Directions for this task:
Output each entry that follows exactly. Images stay out.

___ Records supplied ___

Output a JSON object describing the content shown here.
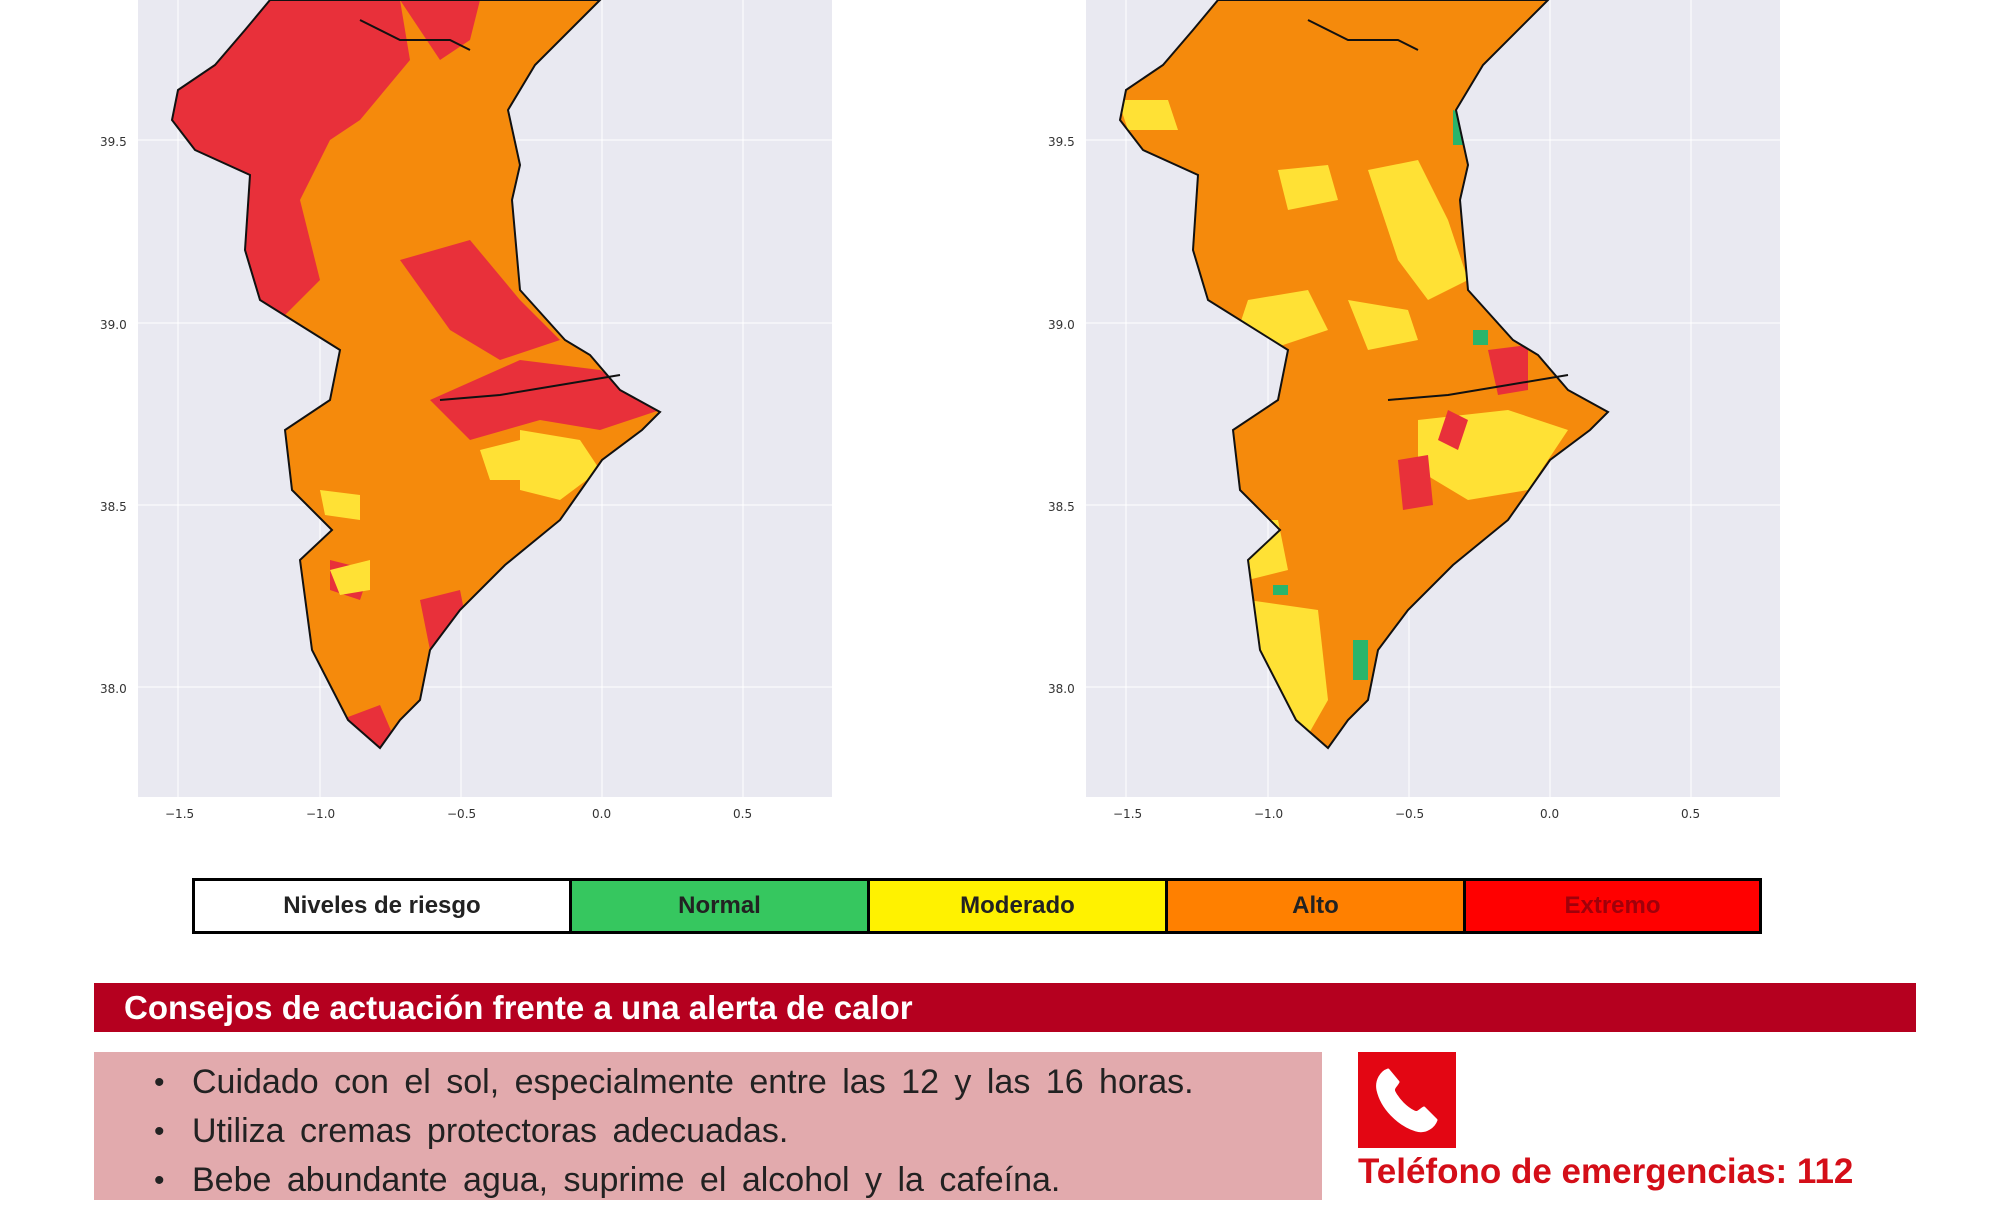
{
  "maps": [
    {
      "name": "left",
      "y_ticks": [
        "39.5",
        "39.0",
        "38.5",
        "38.0"
      ],
      "x_ticks": [
        "−1.5",
        "−1.0",
        "−0.5",
        "0.0",
        "0.5"
      ]
    },
    {
      "name": "right",
      "y_ticks": [
        "39.5",
        "39.0",
        "38.5",
        "38.0"
      ],
      "x_ticks": [
        "−1.5",
        "−1.0",
        "−0.5",
        "0.0",
        "0.5"
      ]
    }
  ],
  "legend": {
    "items": [
      {
        "label": "Niveles de riesgo",
        "color": "#ffffff"
      },
      {
        "label": "Normal",
        "color": "#36c75f"
      },
      {
        "label": "Moderado",
        "color": "#fff200"
      },
      {
        "label": "Alto",
        "color": "#ff8000"
      },
      {
        "label": "Extremo",
        "color": "#ff0000"
      }
    ]
  },
  "advice": {
    "title": "Consejos de actuación frente a una alerta de calor",
    "items": [
      "Cuidado con el sol, especialmente entre las 12 y las 16 horas.",
      "Utiliza cremas protectoras adecuadas.",
      "Bebe abundante agua, suprime el alcohol y la cafeína."
    ]
  },
  "emergency": {
    "text": "Teléfono de emergencias: 112",
    "icon": "phone-icon"
  },
  "colors": {
    "extreme": "#e8303a",
    "high": "#f58a0c",
    "moderate": "#ffe135",
    "normal": "#2ab56b",
    "plot_bg": "#e9e9f1",
    "banner": "#b5001f",
    "advice_bg": "#e2aaad"
  }
}
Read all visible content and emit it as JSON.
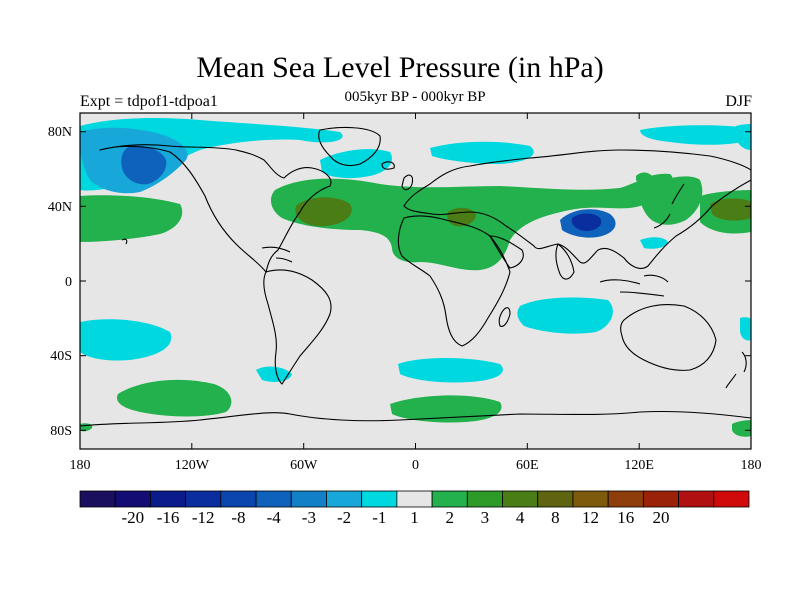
{
  "map": {
    "title": "Mean Sea Level Pressure (in hPa)",
    "experiment": "Expt = tdpof1-tdpoa1",
    "period": "005kyr BP - 000kyr BP",
    "season": "DJF",
    "projection": "cylindrical-equidistant",
    "lat_ticks": [
      "80N",
      "40N",
      "0",
      "40S",
      "80S"
    ],
    "lon_ticks": [
      "180",
      "120W",
      "60W",
      "0",
      "60E",
      "120E",
      "180"
    ]
  },
  "colorbar": {
    "labels": [
      "-20",
      "-16",
      "-12",
      "-8",
      "-4",
      "-3",
      "-2",
      "-1",
      "1",
      "2",
      "3",
      "4",
      "8",
      "12",
      "16",
      "20"
    ],
    "colors": [
      "#1a0f5f",
      "#120c73",
      "#0b1c8a",
      "#0a2e9e",
      "#0a46ae",
      "#0f62bc",
      "#1280c6",
      "#17a7d8",
      "#00d8e0",
      "#e6e6e6",
      "#22b14c",
      "#2e9a28",
      "#4a7d16",
      "#5e6410",
      "#7e5a0c",
      "#8e3e0a",
      "#9a2208",
      "#b01010",
      "#d00a0a"
    ]
  },
  "colors": {
    "neutral": "#e6e6e6",
    "cyan": "#00d8e0",
    "lightblue": "#17a7d8",
    "blue": "#0f62bc",
    "darkblue": "#0a2e9e",
    "green": "#22b14c",
    "olive": "#4a7d16",
    "coast": "#000000"
  }
}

___

The result:
Output a JSON object describing the content shown here.
{
  "maps": [
    {
      "name": "left",
      "y_ticks": [
        "39.5",
        "39.0",
        "38.5",
        "38.0"
      ],
      "x_ticks": [
        "−1.5",
        "−1.0",
        "−0.5",
        "0.0",
        "0.5"
      ]
    },
    {
      "name": "right",
      "y_ticks": [
        "39.5",
        "39.0",
        "38.5",
        "38.0"
      ],
      "x_ticks": [
        "−1.5",
        "−1.0",
        "−0.5",
        "0.0",
        "0.5"
      ]
    }
  ],
  "legend": {
    "items": [
      {
        "label": "Niveles de riesgo",
        "color": "#ffffff"
      },
      {
        "label": "Normal",
        "color": "#36c75f"
      },
      {
        "label": "Moderado",
        "color": "#fff200"
      },
      {
        "label": "Alto",
        "color": "#ff8000"
      },
      {
        "label": "Extremo",
        "color": "#ff0000"
      }
    ]
  },
  "advice": {
    "title": "Consejos de actuación frente a una alerta de calor",
    "items": [
      "Cuidado con el sol, especialmente entre las 12 y las 16 horas.",
      "Utiliza cremas protectoras adecuadas.",
      "Bebe abundante agua, suprime el alcohol y la cafeína."
    ]
  },
  "emergency": {
    "text": "Teléfono de emergencias: 112",
    "icon": "phone-icon"
  },
  "colors": {
    "extreme": "#e8303a",
    "high": "#f58a0c",
    "moderate": "#ffe135",
    "normal": "#2ab56b",
    "plot_bg": "#e9e9f1",
    "banner": "#b5001f",
    "advice_bg": "#e2aaad"
  }
}
Read all visible content and emit it as JSON.
{
  "map": {
    "title": "Mean Sea Level Pressure (in hPa)",
    "experiment": "Expt = tdpof1-tdpoa1",
    "period": "005kyr BP - 000kyr BP",
    "season": "DJF",
    "projection": "cylindrical-equidistant",
    "lat_ticks": [
      "80N",
      "40N",
      "0",
      "40S",
      "80S"
    ],
    "lon_ticks": [
      "180",
      "120W",
      "60W",
      "0",
      "60E",
      "120E",
      "180"
    ]
  },
  "colorbar": {
    "labels": [
      "-20",
      "-16",
      "-12",
      "-8",
      "-4",
      "-3",
      "-2",
      "-1",
      "1",
      "2",
      "3",
      "4",
      "8",
      "12",
      "16",
      "20"
    ],
    "colors": [
      "#1a0f5f",
      "#120c73",
      "#0b1c8a",
      "#0a2e9e",
      "#0a46ae",
      "#0f62bc",
      "#1280c6",
      "#17a7d8",
      "#00d8e0",
      "#e6e6e6",
      "#22b14c",
      "#2e9a28",
      "#4a7d16",
      "#5e6410",
      "#7e5a0c",
      "#8e3e0a",
      "#9a2208",
      "#b01010",
      "#d00a0a"
    ]
  },
  "colors": {
    "neutral": "#e6e6e6",
    "cyan": "#00d8e0",
    "lightblue": "#17a7d8",
    "blue": "#0f62bc",
    "darkblue": "#0a2e9e",
    "green": "#22b14c",
    "olive": "#4a7d16",
    "coast": "#000000"
  }
}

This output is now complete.